Isolate every line in the data with the string "JSON" and copy it.

_Dataset extract_.

+--

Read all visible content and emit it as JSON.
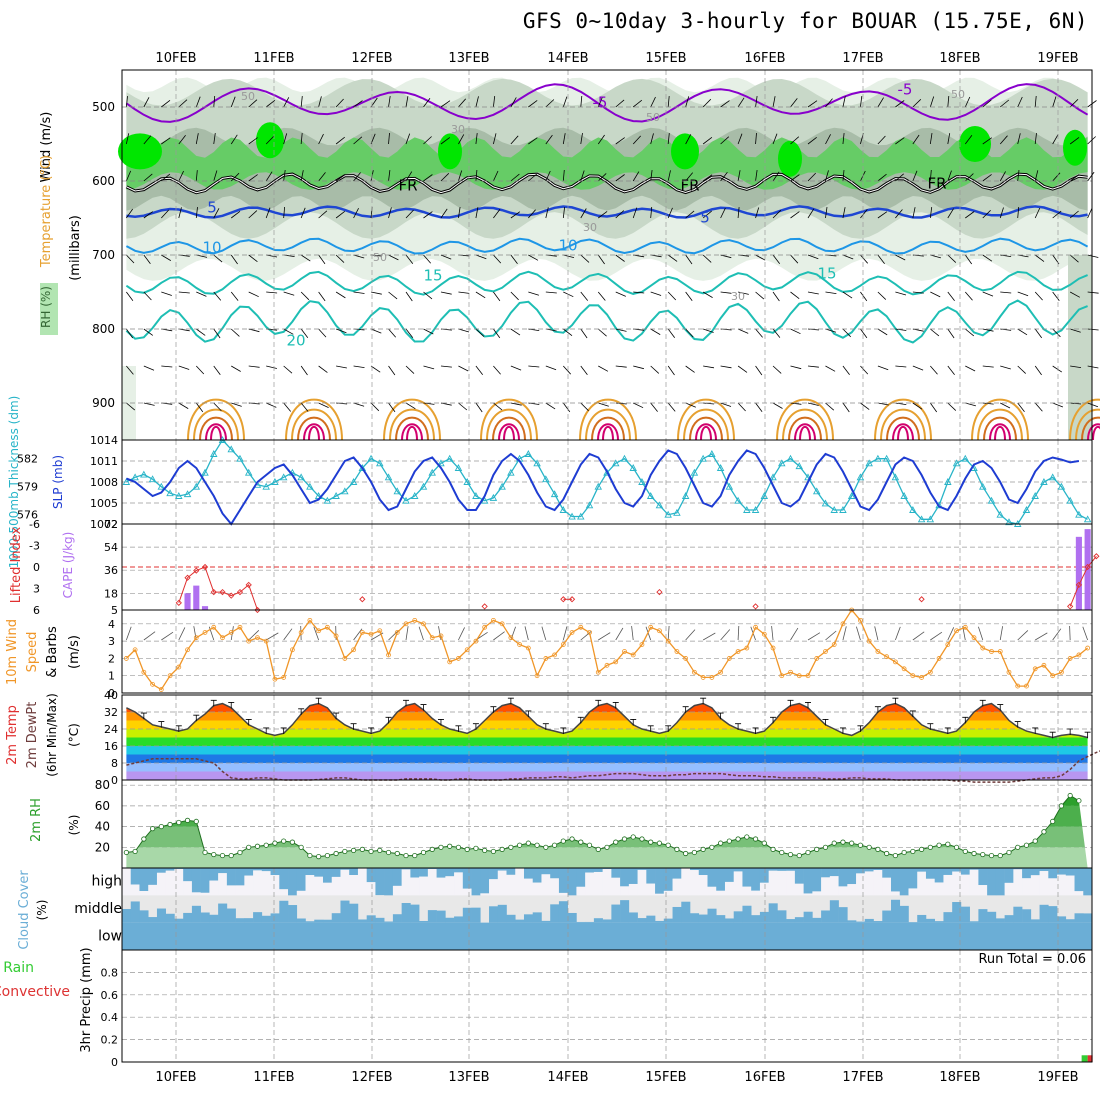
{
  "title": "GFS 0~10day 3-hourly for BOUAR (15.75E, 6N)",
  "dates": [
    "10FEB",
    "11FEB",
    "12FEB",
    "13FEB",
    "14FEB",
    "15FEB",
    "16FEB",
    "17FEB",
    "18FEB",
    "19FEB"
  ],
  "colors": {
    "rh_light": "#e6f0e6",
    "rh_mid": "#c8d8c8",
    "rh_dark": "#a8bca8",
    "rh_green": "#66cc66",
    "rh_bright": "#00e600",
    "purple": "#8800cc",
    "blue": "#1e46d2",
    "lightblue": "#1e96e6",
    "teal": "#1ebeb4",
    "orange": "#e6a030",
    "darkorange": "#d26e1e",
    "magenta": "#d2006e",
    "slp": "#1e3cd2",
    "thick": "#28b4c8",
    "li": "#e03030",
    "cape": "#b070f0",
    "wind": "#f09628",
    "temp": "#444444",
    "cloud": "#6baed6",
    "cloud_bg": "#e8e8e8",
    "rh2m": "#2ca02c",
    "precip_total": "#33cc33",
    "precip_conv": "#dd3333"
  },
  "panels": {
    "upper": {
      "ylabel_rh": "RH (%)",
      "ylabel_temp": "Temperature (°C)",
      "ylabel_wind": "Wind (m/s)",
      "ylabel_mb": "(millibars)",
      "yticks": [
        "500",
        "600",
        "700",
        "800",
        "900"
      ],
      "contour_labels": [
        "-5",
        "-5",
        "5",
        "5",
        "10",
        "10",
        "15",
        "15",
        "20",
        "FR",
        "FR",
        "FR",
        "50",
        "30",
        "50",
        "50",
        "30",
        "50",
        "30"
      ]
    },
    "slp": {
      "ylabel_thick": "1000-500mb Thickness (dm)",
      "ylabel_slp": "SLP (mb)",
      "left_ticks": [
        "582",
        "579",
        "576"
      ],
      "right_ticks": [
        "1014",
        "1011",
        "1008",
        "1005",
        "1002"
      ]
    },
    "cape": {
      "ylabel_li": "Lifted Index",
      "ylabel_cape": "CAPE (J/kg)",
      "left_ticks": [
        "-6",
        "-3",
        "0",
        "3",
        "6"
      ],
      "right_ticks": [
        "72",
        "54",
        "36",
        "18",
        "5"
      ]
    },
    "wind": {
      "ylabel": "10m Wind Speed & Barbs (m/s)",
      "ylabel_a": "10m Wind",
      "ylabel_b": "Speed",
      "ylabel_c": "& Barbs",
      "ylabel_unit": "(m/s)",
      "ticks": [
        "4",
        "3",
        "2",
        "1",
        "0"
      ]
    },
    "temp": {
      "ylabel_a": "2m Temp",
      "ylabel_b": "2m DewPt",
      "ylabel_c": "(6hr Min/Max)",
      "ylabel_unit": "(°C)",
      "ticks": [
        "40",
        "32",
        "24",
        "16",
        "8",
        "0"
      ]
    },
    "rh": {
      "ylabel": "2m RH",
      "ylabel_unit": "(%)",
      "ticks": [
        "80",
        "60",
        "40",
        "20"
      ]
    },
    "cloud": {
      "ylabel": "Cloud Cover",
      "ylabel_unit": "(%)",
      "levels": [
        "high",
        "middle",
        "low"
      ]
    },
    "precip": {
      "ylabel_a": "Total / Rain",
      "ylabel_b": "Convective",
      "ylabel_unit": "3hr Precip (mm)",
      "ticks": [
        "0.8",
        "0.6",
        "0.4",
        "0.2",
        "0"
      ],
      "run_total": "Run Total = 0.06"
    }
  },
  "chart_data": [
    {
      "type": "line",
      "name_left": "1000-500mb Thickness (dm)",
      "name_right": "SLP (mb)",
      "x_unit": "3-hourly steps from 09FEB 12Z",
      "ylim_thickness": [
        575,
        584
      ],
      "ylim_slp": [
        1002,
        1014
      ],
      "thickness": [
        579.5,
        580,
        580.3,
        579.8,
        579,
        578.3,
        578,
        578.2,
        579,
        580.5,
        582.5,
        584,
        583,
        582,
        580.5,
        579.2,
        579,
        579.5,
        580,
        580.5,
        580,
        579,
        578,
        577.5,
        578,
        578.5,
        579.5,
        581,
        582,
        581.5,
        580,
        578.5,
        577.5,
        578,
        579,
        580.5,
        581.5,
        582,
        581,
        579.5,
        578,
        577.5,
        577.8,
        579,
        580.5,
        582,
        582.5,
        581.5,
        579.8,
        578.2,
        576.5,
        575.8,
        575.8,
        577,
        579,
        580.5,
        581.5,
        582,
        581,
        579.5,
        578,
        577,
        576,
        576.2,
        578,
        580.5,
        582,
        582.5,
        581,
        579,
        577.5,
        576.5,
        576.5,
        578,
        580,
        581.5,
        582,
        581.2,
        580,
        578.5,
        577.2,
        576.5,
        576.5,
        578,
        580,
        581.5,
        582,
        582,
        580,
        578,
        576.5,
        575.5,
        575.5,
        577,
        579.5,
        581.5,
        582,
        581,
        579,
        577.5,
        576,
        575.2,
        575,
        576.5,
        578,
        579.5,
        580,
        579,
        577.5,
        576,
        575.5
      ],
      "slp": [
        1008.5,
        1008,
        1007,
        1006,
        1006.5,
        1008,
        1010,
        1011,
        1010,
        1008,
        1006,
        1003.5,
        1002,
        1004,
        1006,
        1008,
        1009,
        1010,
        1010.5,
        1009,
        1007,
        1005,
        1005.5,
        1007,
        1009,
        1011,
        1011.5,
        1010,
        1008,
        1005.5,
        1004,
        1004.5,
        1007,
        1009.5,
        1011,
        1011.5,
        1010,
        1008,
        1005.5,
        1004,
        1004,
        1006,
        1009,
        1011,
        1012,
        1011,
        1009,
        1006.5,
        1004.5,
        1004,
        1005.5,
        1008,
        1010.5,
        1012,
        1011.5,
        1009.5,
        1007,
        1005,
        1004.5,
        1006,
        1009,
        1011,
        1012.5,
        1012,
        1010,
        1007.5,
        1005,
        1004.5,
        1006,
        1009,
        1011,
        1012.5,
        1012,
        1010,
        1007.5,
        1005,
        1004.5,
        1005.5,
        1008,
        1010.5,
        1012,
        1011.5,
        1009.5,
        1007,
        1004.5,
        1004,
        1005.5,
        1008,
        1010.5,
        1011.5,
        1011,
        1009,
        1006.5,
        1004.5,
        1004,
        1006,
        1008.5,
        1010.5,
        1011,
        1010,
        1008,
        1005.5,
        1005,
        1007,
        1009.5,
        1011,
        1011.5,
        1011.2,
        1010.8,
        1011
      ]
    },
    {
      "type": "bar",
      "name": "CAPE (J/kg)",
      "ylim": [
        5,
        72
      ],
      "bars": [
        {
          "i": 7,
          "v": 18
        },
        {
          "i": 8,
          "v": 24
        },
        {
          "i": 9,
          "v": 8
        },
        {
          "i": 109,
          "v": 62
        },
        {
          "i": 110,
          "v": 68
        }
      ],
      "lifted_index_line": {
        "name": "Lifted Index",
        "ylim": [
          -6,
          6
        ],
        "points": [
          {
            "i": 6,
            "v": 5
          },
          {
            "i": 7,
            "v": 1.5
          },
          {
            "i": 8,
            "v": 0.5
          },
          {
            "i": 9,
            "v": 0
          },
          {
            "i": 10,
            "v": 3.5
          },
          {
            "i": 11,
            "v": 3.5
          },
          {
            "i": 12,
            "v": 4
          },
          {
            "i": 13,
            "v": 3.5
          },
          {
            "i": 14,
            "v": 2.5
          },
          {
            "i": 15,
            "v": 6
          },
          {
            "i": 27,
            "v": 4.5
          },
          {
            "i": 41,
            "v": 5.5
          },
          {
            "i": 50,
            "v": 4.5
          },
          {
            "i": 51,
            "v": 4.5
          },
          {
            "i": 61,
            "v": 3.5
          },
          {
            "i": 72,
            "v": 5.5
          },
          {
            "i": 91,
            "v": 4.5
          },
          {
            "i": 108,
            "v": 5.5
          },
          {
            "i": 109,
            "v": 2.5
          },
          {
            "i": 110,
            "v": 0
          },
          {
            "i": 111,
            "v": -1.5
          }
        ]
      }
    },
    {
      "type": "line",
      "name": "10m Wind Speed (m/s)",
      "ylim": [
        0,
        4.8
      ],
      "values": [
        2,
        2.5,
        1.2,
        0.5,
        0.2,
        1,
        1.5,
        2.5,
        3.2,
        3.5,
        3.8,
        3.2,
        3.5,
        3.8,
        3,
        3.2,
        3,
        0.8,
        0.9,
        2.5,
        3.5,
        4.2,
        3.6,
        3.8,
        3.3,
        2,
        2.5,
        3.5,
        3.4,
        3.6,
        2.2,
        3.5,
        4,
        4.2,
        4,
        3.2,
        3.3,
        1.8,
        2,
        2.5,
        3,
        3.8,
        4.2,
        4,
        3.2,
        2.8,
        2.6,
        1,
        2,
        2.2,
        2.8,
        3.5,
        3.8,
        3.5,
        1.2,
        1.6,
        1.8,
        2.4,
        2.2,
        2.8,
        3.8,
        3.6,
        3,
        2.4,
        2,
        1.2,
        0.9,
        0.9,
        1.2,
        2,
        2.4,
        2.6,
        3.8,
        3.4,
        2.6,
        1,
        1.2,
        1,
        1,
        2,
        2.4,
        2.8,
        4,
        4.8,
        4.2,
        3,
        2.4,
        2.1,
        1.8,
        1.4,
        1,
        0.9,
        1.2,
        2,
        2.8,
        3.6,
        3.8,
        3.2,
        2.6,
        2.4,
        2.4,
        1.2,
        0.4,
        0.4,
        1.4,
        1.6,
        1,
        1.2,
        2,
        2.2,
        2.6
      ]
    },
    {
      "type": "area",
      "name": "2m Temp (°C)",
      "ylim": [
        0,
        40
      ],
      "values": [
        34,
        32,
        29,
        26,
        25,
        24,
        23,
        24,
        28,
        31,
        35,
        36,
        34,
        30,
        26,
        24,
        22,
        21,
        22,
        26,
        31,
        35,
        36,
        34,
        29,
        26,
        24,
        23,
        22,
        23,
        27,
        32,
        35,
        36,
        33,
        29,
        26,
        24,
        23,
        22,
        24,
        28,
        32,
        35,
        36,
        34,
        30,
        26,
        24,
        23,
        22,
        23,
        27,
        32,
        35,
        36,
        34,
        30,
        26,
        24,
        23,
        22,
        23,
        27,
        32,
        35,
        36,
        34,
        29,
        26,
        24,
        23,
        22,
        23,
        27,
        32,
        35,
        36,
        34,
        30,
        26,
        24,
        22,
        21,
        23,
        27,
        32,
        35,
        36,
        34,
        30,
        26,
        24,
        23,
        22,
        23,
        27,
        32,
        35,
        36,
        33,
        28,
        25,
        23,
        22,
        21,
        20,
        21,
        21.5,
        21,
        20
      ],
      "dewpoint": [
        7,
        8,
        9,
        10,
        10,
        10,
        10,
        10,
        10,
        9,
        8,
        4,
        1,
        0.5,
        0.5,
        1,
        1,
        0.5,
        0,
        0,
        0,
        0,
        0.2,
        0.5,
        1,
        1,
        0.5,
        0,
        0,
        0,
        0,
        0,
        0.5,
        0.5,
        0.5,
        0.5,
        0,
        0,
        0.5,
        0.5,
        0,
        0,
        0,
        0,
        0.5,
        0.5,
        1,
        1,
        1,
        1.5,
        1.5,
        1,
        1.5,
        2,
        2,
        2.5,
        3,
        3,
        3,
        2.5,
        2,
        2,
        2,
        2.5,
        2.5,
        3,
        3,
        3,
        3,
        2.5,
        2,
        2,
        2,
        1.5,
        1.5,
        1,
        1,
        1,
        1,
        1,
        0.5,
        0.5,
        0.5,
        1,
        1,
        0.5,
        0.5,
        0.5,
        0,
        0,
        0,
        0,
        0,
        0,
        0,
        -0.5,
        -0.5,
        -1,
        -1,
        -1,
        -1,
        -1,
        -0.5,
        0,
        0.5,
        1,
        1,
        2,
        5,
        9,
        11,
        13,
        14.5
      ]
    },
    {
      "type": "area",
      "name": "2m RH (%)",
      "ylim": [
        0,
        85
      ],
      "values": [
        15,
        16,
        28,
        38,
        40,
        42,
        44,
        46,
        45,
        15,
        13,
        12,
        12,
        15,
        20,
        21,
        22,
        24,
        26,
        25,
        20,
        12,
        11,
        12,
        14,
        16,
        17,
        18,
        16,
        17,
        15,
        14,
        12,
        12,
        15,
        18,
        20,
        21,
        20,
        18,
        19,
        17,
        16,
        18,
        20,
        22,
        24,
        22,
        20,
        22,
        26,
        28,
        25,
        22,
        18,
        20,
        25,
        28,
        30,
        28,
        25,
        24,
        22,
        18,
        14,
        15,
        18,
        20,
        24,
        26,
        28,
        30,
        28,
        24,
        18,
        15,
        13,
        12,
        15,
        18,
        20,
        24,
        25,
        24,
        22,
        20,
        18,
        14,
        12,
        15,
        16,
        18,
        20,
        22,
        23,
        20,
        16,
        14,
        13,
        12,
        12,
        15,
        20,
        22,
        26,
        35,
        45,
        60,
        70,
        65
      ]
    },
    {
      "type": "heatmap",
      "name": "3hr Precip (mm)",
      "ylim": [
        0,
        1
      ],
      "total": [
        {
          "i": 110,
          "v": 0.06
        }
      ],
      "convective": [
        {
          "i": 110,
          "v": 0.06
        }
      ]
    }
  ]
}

+--

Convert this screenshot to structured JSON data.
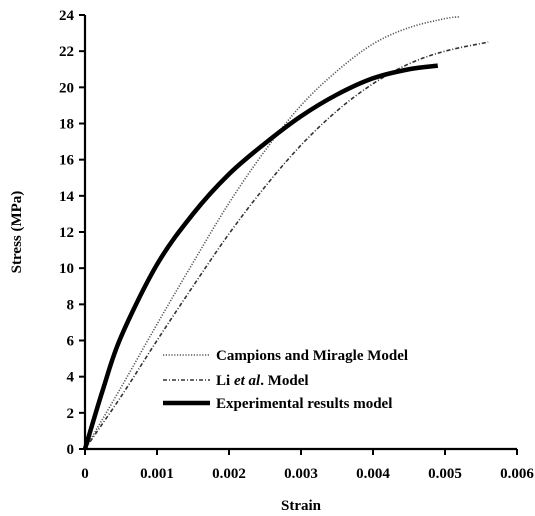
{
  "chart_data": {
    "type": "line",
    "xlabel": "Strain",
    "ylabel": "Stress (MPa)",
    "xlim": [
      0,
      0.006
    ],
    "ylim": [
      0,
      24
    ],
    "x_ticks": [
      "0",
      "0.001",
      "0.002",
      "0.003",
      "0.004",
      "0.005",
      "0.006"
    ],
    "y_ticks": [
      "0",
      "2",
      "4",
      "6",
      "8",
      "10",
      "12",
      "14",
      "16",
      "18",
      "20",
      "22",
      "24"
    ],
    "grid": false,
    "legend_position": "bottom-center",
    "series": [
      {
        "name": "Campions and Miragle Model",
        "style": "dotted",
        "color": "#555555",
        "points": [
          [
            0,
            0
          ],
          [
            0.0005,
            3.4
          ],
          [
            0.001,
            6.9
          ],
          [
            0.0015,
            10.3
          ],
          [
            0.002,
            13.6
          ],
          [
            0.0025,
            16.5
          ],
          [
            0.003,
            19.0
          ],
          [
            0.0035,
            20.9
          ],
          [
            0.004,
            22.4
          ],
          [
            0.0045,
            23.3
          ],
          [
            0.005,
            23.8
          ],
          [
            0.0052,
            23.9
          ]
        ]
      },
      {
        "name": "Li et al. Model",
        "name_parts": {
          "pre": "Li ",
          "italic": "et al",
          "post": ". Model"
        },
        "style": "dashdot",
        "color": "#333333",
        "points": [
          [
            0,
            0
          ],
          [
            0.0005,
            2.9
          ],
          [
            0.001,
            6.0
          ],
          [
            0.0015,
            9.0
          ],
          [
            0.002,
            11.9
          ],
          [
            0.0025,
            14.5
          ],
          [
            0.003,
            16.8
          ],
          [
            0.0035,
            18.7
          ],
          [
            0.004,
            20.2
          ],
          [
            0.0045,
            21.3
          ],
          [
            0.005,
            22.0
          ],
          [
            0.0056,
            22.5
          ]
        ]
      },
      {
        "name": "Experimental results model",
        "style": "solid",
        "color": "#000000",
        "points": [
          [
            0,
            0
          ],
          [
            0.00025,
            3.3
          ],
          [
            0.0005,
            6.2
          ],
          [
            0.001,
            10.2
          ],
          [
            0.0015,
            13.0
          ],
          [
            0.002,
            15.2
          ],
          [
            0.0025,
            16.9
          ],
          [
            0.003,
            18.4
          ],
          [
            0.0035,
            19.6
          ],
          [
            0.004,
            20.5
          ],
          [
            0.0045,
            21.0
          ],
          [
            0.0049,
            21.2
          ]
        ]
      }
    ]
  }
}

+--

_Task result_.
Read all visible content and emit it as JSON.
Convert this screenshot to structured JSON data.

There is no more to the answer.